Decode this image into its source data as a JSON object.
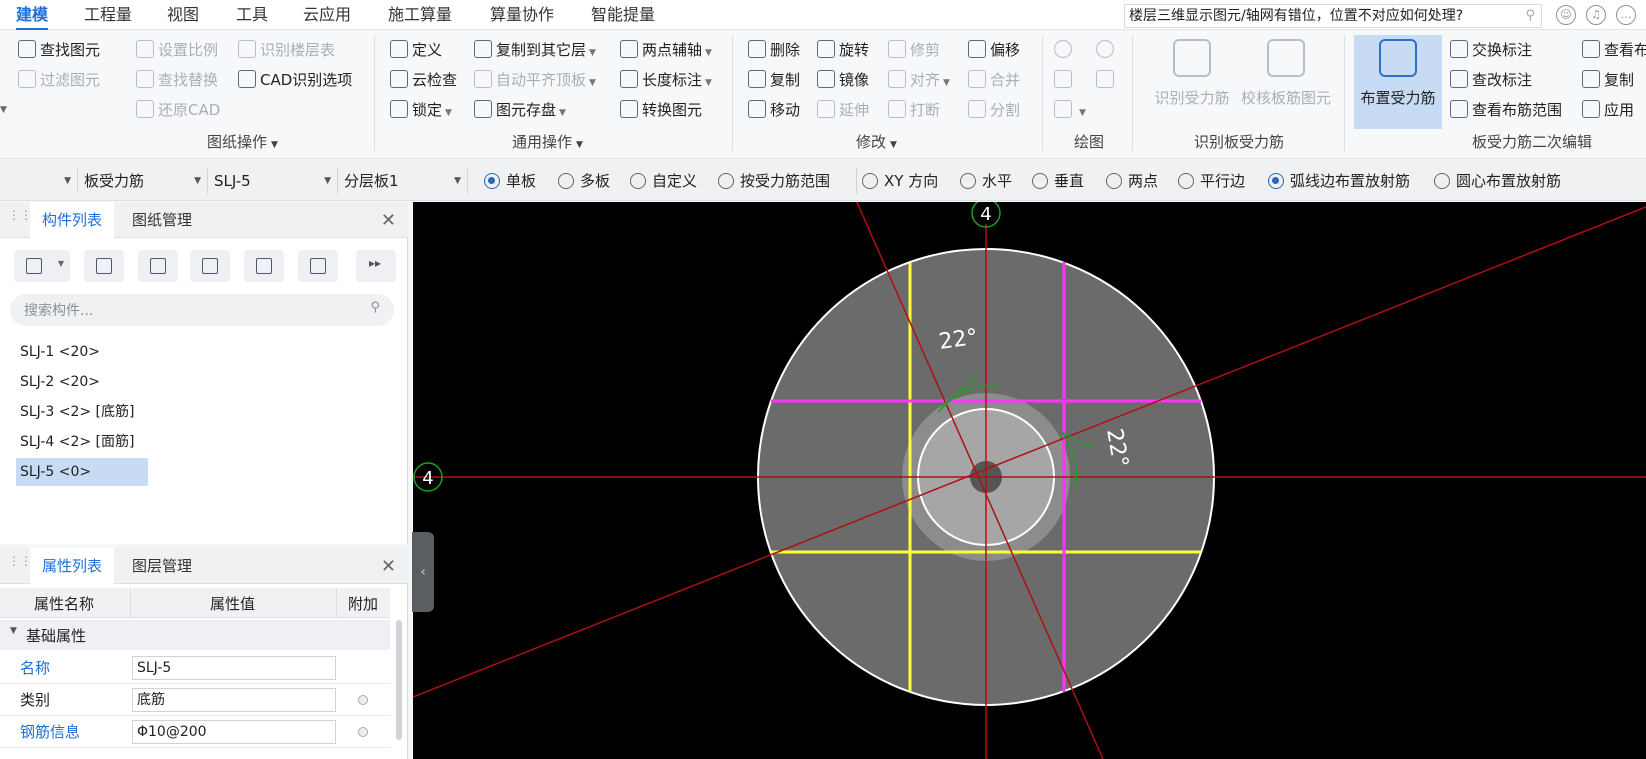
{
  "menu": {
    "tabs": [
      "建模",
      "工程量",
      "视图",
      "工具",
      "云应用",
      "施工算量",
      "算量协作",
      "智能提量"
    ],
    "active": "建模"
  },
  "help_search": {
    "text": "楼层三维显示图元/轴网有错位，位置不对应如何处理?"
  },
  "ribbon": {
    "drawing_ops": {
      "label": "图纸操作",
      "items": [
        "查找图元",
        "过滤图元",
        "设置比例",
        "查找替换",
        "还原CAD",
        "识别楼层表",
        "CAD识别选项"
      ]
    },
    "general_ops": {
      "label": "通用操作",
      "items": [
        "定义",
        "云检查",
        "锁定",
        "复制到其它层",
        "自动平齐顶板",
        "图元存盘",
        "两点辅轴",
        "长度标注",
        "转换图元"
      ]
    },
    "modify": {
      "label": "修改",
      "items": [
        "删除",
        "复制",
        "移动",
        "旋转",
        "镜像",
        "延伸",
        "修剪",
        "对齐",
        "打断",
        "偏移",
        "合并",
        "分割"
      ]
    },
    "draw": {
      "label": "绘图"
    },
    "identify": {
      "label": "识别板受力筋",
      "items": [
        "识别受力筋",
        "校核板筋图元"
      ]
    },
    "edit2": {
      "label": "板受力筋二次编辑",
      "items": [
        "布置受力筋",
        "交换标注",
        "查改标注",
        "查看布筋范围",
        "查看布",
        "复制",
        "应用"
      ]
    }
  },
  "toolbar": {
    "combos": [
      "",
      "板受力筋",
      "SLJ-5",
      "分层板1"
    ],
    "radios1": [
      {
        "label": "单板",
        "checked": true
      },
      {
        "label": "多板",
        "checked": false
      },
      {
        "label": "自定义",
        "checked": false
      },
      {
        "label": "按受力筋范围",
        "checked": false
      }
    ],
    "radios2": [
      {
        "label": "XY 方向",
        "checked": false
      },
      {
        "label": "水平",
        "checked": false
      },
      {
        "label": "垂直",
        "checked": false
      },
      {
        "label": "两点",
        "checked": false
      },
      {
        "label": "平行边",
        "checked": false
      },
      {
        "label": "弧线边布置放射筋",
        "checked": true
      },
      {
        "label": "圆心布置放射筋",
        "checked": false
      }
    ]
  },
  "component_panel": {
    "tabs": [
      "构件列表",
      "图纸管理"
    ],
    "search_placeholder": "搜索构件...",
    "items": [
      "SLJ-1 <20>",
      "SLJ-2 <20>",
      "SLJ-3 <2> [底筋]",
      "SLJ-4 <2> [面筋]",
      "SLJ-5 <0>"
    ],
    "selected": "SLJ-5 <0>"
  },
  "property_panel": {
    "tabs": [
      "属性列表",
      "图层管理"
    ],
    "headers": [
      "属性名称",
      "属性值",
      "附加"
    ],
    "group": "基础属性",
    "rows": [
      {
        "name": "名称",
        "value": "SLJ-5"
      },
      {
        "name": "类别",
        "value": "底筋"
      },
      {
        "name": "钢筋信息",
        "value": "Φ10@200"
      }
    ]
  },
  "canvas": {
    "axis_labels": [
      "4",
      "4"
    ],
    "angle_labels": [
      "22°",
      "22°"
    ],
    "colors": {
      "background": "#000000",
      "slab": "#6b6b6b",
      "axis": "#b01010",
      "rebar_yellow": "#ffff33",
      "rebar_magenta": "#ff33ff",
      "arc": "#1fa01f"
    }
  }
}
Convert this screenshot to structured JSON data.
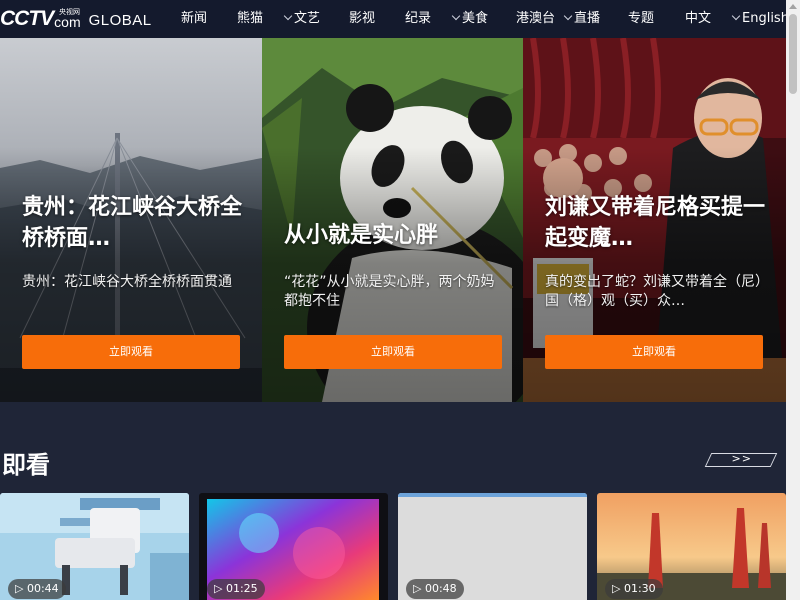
{
  "logo": {
    "brand": "CCTV",
    "suffix": "com",
    "chinese": "央视网",
    "global": "GLOBAL"
  },
  "nav": {
    "items": [
      {
        "label": "新闻"
      },
      {
        "label": "熊猫"
      },
      {
        "label": "文艺",
        "dropdown": true
      },
      {
        "label": "影视"
      },
      {
        "label": "纪录"
      },
      {
        "label": "美食",
        "dropdown": true
      },
      {
        "label": "港澳台"
      },
      {
        "label": "直播",
        "dropdown": true
      },
      {
        "label": "专题"
      },
      {
        "label": "中文"
      },
      {
        "label": "English",
        "dropdown": true
      }
    ]
  },
  "hero": [
    {
      "title": "贵州：花江峡谷大桥全桥桥面…",
      "desc": "贵州：花江峡谷大桥全桥桥面贯通",
      "button": "立即观看",
      "image": "bridge-in-fog"
    },
    {
      "title": "从小就是实心胖",
      "desc": "“花花”从小就是实心胖，两个奶妈都抱不住",
      "button": "立即观看",
      "image": "giant-panda"
    },
    {
      "title": "刘谦又带着尼格买提一起变魔…",
      "desc": "真的变出了蛇？刘谦又带着全（尼）国（格）观（买）众…",
      "button": "立即观看",
      "image": "magician-on-stage"
    }
  ],
  "section": {
    "title": "即看",
    "more": ">>"
  },
  "videos": [
    {
      "duration": "00:44",
      "image": "robot-dog"
    },
    {
      "duration": "01:25",
      "image": "colorful-screen"
    },
    {
      "duration": "00:48",
      "image": "blank-placeholder"
    },
    {
      "duration": "01:30",
      "image": "oil-derricks-sunset"
    }
  ],
  "colors": {
    "nav_bg": "#141a2d",
    "page_bg": "#1f2537",
    "accent": "#f76d0a"
  }
}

_ _ _ _ _ _ _

### Written task
Write every record out again exactly; no pictures belong in the copy.

### Solution to this exercise
Decode this image into its source data as a JSON object.
{
  "menu": {
    "tabs": [
      "建模",
      "工程量",
      "视图",
      "工具",
      "云应用",
      "施工算量",
      "算量协作",
      "智能提量"
    ],
    "active": "建模"
  },
  "help_search": {
    "text": "楼层三维显示图元/轴网有错位，位置不对应如何处理?"
  },
  "ribbon": {
    "drawing_ops": {
      "label": "图纸操作",
      "items": [
        "查找图元",
        "过滤图元",
        "设置比例",
        "查找替换",
        "还原CAD",
        "识别楼层表",
        "CAD识别选项"
      ]
    },
    "general_ops": {
      "label": "通用操作",
      "items": [
        "定义",
        "云检查",
        "锁定",
        "复制到其它层",
        "自动平齐顶板",
        "图元存盘",
        "两点辅轴",
        "长度标注",
        "转换图元"
      ]
    },
    "modify": {
      "label": "修改",
      "items": [
        "删除",
        "复制",
        "移动",
        "旋转",
        "镜像",
        "延伸",
        "修剪",
        "对齐",
        "打断",
        "偏移",
        "合并",
        "分割"
      ]
    },
    "draw": {
      "label": "绘图"
    },
    "identify": {
      "label": "识别板受力筋",
      "items": [
        "识别受力筋",
        "校核板筋图元"
      ]
    },
    "edit2": {
      "label": "板受力筋二次编辑",
      "items": [
        "布置受力筋",
        "交换标注",
        "查改标注",
        "查看布筋范围",
        "查看布",
        "复制",
        "应用"
      ]
    }
  },
  "toolbar": {
    "combos": [
      "",
      "板受力筋",
      "SLJ-5",
      "分层板1"
    ],
    "radios1": [
      {
        "label": "单板",
        "checked": true
      },
      {
        "label": "多板",
        "checked": false
      },
      {
        "label": "自定义",
        "checked": false
      },
      {
        "label": "按受力筋范围",
        "checked": false
      }
    ],
    "radios2": [
      {
        "label": "XY 方向",
        "checked": false
      },
      {
        "label": "水平",
        "checked": false
      },
      {
        "label": "垂直",
        "checked": false
      },
      {
        "label": "两点",
        "checked": false
      },
      {
        "label": "平行边",
        "checked": false
      },
      {
        "label": "弧线边布置放射筋",
        "checked": true
      },
      {
        "label": "圆心布置放射筋",
        "checked": false
      }
    ]
  },
  "component_panel": {
    "tabs": [
      "构件列表",
      "图纸管理"
    ],
    "search_placeholder": "搜索构件...",
    "items": [
      "SLJ-1 <20>",
      "SLJ-2 <20>",
      "SLJ-3 <2> [底筋]",
      "SLJ-4 <2> [面筋]",
      "SLJ-5 <0>"
    ],
    "selected": "SLJ-5 <0>"
  },
  "property_panel": {
    "tabs": [
      "属性列表",
      "图层管理"
    ],
    "headers": [
      "属性名称",
      "属性值",
      "附加"
    ],
    "group": "基础属性",
    "rows": [
      {
        "name": "名称",
        "value": "SLJ-5"
      },
      {
        "name": "类别",
        "value": "底筋"
      },
      {
        "name": "钢筋信息",
        "value": "Φ10@200"
      }
    ]
  },
  "canvas": {
    "axis_labels": [
      "4",
      "4"
    ],
    "angle_labels": [
      "22°",
      "22°"
    ],
    "colors": {
      "background": "#000000",
      "slab": "#6b6b6b",
      "axis": "#b01010",
      "rebar_yellow": "#ffff33",
      "rebar_magenta": "#ff33ff",
      "arc": "#1fa01f"
    }
  }
}
Convert this screenshot to structured JSON data.
{
  "logo": {
    "brand": "CCTV",
    "suffix": "com",
    "chinese": "央视网",
    "global": "GLOBAL"
  },
  "nav": {
    "items": [
      {
        "label": "新闻"
      },
      {
        "label": "熊猫"
      },
      {
        "label": "文艺",
        "dropdown": true
      },
      {
        "label": "影视"
      },
      {
        "label": "纪录"
      },
      {
        "label": "美食",
        "dropdown": true
      },
      {
        "label": "港澳台"
      },
      {
        "label": "直播",
        "dropdown": true
      },
      {
        "label": "专题"
      },
      {
        "label": "中文"
      },
      {
        "label": "English",
        "dropdown": true
      }
    ]
  },
  "hero": [
    {
      "title": "贵州：花江峡谷大桥全桥桥面…",
      "desc": "贵州：花江峡谷大桥全桥桥面贯通",
      "button": "立即观看",
      "image": "bridge-in-fog"
    },
    {
      "title": "从小就是实心胖",
      "desc": "“花花”从小就是实心胖，两个奶妈都抱不住",
      "button": "立即观看",
      "image": "giant-panda"
    },
    {
      "title": "刘谦又带着尼格买提一起变魔…",
      "desc": "真的变出了蛇？刘谦又带着全（尼）国（格）观（买）众…",
      "button": "立即观看",
      "image": "magician-on-stage"
    }
  ],
  "section": {
    "title": "即看",
    "more": ">>"
  },
  "videos": [
    {
      "duration": "00:44",
      "image": "robot-dog"
    },
    {
      "duration": "01:25",
      "image": "colorful-screen"
    },
    {
      "duration": "00:48",
      "image": "blank-placeholder"
    },
    {
      "duration": "01:30",
      "image": "oil-derricks-sunset"
    }
  ],
  "colors": {
    "nav_bg": "#141a2d",
    "page_bg": "#1f2537",
    "accent": "#f76d0a"
  }
}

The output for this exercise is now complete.